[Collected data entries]
:::::
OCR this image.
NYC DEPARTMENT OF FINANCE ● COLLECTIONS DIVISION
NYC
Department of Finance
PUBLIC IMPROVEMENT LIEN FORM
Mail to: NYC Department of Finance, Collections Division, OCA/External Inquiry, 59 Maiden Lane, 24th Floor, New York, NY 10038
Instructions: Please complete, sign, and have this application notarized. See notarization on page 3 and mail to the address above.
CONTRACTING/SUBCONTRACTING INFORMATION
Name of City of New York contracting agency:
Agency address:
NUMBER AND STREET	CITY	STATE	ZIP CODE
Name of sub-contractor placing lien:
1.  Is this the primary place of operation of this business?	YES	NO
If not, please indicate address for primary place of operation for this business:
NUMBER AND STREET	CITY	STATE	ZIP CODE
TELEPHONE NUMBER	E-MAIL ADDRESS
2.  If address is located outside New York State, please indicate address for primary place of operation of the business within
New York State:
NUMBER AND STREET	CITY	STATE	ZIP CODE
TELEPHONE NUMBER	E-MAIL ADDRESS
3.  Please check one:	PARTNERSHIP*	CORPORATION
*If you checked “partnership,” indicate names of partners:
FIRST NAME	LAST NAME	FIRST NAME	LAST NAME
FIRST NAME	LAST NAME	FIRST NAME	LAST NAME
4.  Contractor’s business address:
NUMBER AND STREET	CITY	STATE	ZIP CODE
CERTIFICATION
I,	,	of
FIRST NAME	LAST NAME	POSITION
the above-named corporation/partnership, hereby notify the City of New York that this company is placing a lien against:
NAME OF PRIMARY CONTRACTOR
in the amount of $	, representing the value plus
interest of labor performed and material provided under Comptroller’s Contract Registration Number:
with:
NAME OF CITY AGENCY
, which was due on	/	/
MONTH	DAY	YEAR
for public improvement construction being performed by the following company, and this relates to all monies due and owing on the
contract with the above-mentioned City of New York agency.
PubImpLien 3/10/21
:::::
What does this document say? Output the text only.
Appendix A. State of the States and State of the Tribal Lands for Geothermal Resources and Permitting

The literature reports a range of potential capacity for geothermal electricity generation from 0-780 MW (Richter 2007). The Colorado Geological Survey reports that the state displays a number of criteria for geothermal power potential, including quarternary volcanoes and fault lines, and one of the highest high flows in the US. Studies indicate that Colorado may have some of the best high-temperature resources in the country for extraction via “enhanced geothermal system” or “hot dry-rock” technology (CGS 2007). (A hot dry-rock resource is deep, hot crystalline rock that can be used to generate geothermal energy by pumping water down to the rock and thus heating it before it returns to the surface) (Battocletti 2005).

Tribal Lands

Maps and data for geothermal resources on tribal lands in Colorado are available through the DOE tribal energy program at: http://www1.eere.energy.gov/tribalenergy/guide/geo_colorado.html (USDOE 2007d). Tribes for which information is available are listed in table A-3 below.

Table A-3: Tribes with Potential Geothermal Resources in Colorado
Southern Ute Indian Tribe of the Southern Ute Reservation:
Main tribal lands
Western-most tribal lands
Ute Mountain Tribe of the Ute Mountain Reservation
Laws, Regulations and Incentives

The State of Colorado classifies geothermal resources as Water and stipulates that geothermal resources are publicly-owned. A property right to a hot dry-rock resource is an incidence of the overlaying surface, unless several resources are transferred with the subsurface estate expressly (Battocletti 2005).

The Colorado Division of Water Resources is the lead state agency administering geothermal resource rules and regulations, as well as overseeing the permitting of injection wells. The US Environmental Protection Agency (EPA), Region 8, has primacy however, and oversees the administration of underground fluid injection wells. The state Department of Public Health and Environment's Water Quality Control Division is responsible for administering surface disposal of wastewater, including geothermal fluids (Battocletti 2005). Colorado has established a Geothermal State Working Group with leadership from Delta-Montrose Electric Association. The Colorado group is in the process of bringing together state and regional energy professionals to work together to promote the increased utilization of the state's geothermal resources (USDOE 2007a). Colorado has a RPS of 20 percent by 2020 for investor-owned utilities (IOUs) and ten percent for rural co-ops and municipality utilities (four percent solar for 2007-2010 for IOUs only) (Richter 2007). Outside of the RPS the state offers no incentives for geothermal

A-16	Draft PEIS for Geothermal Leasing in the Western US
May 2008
:::::
• [Task details] Sift the material for lines with the string "operation". Copy each one found.

• [Result below]
1.  Is this the primary place of operation of this business?	YES	NO
If not, please indicate address for primary place of operation for this business:
2.  If address is located outside New York State, please indicate address for primary place of operation of the business within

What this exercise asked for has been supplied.